▸ **Work required**: Rewrite the items below with every occurrence of "series-label" changed to "legend-label", keeping everything else the same.

▸ **Record set**:
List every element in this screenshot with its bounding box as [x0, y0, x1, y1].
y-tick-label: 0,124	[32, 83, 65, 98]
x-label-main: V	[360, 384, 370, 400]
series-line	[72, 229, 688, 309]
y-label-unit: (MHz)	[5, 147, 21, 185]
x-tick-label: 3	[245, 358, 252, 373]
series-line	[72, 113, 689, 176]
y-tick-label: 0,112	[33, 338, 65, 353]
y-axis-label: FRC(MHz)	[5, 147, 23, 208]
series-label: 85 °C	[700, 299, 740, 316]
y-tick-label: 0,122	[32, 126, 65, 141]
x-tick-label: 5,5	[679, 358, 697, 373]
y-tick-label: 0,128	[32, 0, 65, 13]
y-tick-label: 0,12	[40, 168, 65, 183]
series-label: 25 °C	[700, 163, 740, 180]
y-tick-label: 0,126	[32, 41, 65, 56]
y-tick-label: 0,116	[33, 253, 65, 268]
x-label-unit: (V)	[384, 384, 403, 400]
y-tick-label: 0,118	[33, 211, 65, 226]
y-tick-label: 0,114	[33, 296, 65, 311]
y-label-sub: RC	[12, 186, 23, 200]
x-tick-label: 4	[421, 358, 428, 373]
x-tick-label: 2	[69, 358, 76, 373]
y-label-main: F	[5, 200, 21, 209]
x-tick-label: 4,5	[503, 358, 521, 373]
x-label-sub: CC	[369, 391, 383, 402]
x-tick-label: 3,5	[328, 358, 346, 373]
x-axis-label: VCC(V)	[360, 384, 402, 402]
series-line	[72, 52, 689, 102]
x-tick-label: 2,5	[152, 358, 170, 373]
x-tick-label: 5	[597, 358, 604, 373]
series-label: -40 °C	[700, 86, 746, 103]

▸ **Finished exercise**:
List every element in this screenshot with its bounding box as [x0, y0, x1, y1].
y-tick-label: 0,124	[32, 83, 65, 98]
x-label-main: V	[360, 384, 370, 400]
series-line	[72, 229, 688, 309]
y-label-unit: (MHz)	[5, 147, 21, 185]
x-tick-label: 3	[245, 358, 252, 373]
series-line	[72, 113, 689, 176]
y-tick-label: 0,112	[33, 338, 65, 353]
y-axis-label: FRC(MHz)	[5, 147, 23, 208]
legend-label: 85 °C	[700, 299, 740, 316]
y-tick-label: 0,122	[32, 126, 65, 141]
x-tick-label: 5,5	[679, 358, 697, 373]
y-tick-label: 0,128	[32, 0, 65, 13]
y-tick-label: 0,12	[40, 168, 65, 183]
legend-label: 25 °C	[700, 163, 740, 180]
y-tick-label: 0,126	[32, 41, 65, 56]
y-tick-label: 0,116	[33, 253, 65, 268]
x-label-unit: (V)	[384, 384, 403, 400]
y-tick-label: 0,118	[33, 211, 65, 226]
y-tick-label: 0,114	[33, 296, 65, 311]
y-label-sub: RC	[12, 186, 23, 200]
x-tick-label: 4	[421, 358, 428, 373]
x-tick-label: 2	[69, 358, 76, 373]
y-label-main: F	[5, 200, 21, 209]
x-tick-label: 4,5	[503, 358, 521, 373]
x-label-sub: CC	[369, 391, 383, 402]
x-tick-label: 3,5	[328, 358, 346, 373]
x-axis-label: VCC(V)	[360, 384, 402, 402]
series-line	[72, 52, 689, 102]
x-tick-label: 2,5	[152, 358, 170, 373]
x-tick-label: 5	[597, 358, 604, 373]
legend-label: -40 °C	[700, 86, 746, 103]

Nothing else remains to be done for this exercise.